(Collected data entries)
╔══

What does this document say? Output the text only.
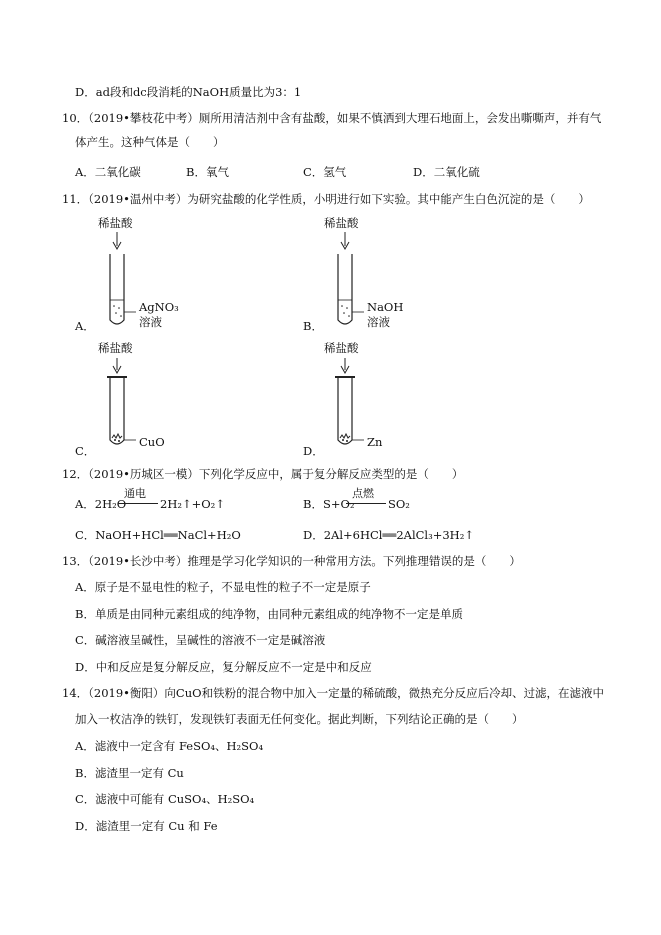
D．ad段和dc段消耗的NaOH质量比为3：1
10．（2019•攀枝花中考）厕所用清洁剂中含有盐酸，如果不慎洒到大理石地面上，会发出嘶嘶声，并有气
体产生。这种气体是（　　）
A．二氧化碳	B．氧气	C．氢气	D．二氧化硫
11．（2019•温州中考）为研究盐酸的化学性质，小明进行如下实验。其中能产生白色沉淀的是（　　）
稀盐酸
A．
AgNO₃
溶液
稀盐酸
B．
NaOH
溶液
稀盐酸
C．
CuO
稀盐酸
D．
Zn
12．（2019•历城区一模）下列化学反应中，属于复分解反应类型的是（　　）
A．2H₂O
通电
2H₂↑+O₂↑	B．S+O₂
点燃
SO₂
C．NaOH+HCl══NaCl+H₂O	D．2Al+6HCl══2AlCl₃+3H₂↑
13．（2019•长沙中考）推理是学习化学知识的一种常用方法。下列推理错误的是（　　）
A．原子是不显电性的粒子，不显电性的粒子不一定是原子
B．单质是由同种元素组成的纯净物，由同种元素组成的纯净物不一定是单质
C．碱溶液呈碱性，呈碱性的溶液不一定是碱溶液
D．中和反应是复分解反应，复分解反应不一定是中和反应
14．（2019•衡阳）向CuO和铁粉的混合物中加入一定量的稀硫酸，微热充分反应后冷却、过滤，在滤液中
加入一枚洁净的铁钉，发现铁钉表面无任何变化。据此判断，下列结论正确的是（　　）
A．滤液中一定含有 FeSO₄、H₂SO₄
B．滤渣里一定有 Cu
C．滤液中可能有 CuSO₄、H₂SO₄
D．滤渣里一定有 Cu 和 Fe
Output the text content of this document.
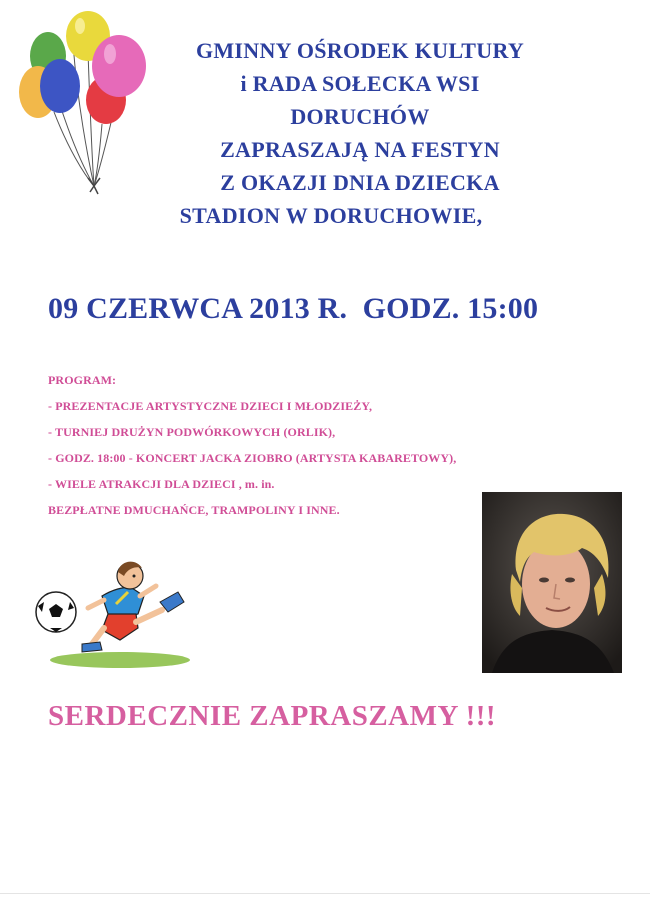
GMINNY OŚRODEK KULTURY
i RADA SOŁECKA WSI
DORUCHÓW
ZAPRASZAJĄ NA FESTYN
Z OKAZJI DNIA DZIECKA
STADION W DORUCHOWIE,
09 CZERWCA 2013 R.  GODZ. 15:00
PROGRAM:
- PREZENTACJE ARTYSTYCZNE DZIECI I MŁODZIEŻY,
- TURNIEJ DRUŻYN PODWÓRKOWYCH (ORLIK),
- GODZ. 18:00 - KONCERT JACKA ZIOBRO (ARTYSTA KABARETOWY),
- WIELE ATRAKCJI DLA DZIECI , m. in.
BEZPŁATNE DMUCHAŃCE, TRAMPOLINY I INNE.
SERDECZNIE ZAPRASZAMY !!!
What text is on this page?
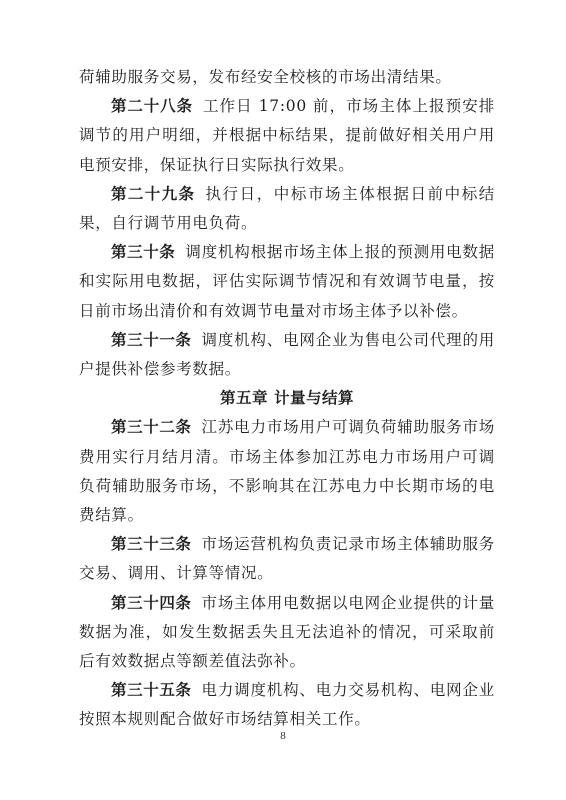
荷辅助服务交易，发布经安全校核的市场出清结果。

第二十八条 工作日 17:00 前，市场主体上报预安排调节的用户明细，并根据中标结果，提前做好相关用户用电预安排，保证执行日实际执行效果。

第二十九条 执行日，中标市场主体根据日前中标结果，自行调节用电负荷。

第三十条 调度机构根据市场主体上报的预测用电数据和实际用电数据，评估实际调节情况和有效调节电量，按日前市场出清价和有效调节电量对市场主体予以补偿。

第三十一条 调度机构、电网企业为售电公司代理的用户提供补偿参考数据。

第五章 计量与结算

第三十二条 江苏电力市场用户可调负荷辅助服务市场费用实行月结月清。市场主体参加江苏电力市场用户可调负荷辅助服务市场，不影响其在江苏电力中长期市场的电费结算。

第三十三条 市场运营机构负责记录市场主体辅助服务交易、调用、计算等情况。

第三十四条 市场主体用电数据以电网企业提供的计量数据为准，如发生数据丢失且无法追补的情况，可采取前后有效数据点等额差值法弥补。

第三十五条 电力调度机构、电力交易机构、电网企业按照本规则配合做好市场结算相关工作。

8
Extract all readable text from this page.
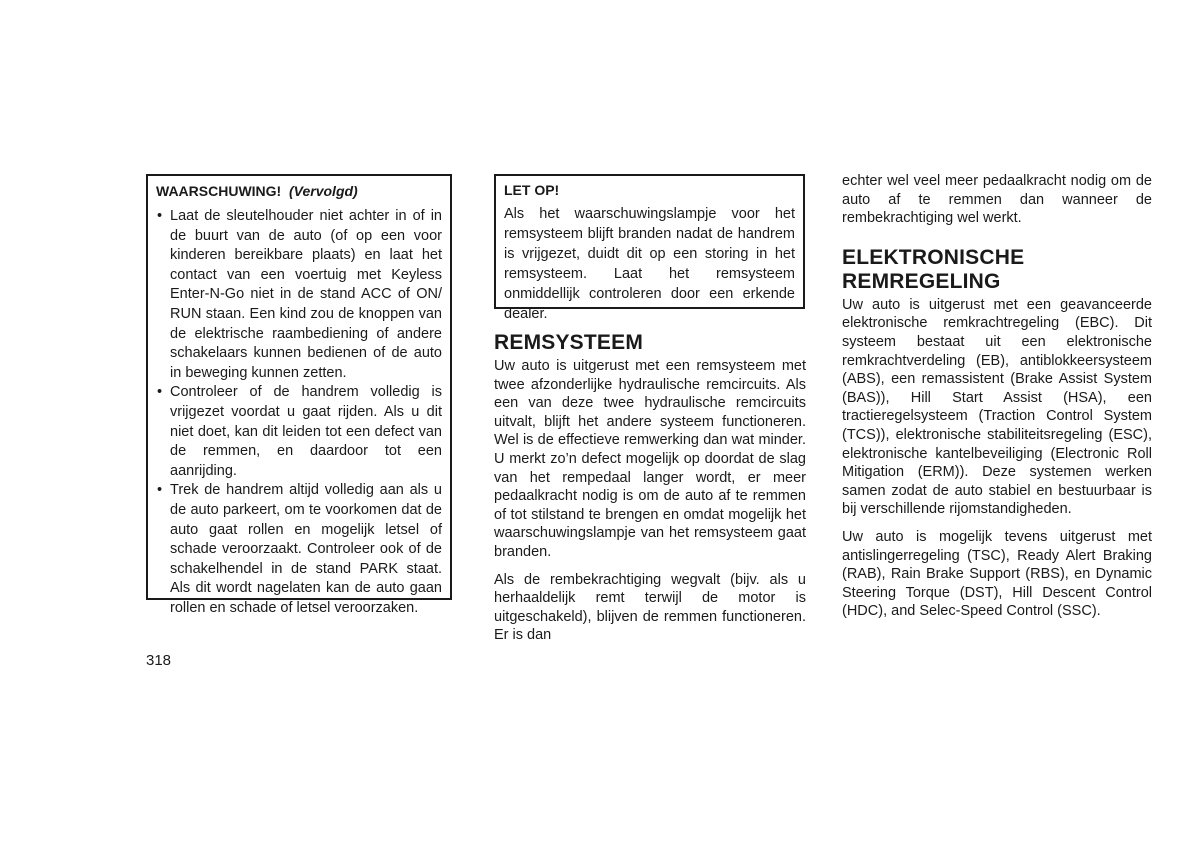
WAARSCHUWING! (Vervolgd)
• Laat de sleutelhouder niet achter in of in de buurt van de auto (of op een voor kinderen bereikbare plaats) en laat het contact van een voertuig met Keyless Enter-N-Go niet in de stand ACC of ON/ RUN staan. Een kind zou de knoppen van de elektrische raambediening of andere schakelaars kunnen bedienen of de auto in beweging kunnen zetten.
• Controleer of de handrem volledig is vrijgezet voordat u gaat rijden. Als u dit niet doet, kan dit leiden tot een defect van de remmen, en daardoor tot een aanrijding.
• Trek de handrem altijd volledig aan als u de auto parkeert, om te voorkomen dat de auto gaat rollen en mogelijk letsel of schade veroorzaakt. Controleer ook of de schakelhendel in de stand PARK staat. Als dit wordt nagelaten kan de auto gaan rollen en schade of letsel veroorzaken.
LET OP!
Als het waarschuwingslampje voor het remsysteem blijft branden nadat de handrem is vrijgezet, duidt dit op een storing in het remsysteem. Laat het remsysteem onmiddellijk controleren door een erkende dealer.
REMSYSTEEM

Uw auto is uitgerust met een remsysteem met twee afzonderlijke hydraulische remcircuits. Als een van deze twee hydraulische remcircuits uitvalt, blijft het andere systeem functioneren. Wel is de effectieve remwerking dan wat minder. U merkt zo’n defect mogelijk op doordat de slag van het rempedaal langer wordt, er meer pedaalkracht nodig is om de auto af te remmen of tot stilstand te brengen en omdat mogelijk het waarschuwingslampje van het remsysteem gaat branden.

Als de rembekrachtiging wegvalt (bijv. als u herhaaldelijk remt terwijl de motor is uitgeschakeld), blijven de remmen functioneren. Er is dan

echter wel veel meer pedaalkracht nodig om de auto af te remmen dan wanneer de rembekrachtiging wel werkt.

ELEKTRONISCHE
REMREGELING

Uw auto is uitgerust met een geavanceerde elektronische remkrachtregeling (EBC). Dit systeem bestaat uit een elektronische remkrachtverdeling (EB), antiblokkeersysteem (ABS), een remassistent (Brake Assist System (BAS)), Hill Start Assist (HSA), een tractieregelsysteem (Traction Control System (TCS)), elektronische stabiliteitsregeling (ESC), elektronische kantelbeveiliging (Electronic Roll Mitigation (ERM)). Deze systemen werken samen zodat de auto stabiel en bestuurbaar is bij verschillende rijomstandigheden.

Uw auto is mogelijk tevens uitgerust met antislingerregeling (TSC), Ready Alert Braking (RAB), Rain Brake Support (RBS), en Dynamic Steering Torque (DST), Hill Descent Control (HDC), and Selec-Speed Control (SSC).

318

╚══

● Aim:
Which lines above hold the word "GODZ"? Copy each of them.

● Complete answer:
09 CZERWCA 2013 R.  GODZ. 15:00
- GODZ. 18:00 - KONCERT JACKA ZIOBRO (ARTYSTA KABARETOWY),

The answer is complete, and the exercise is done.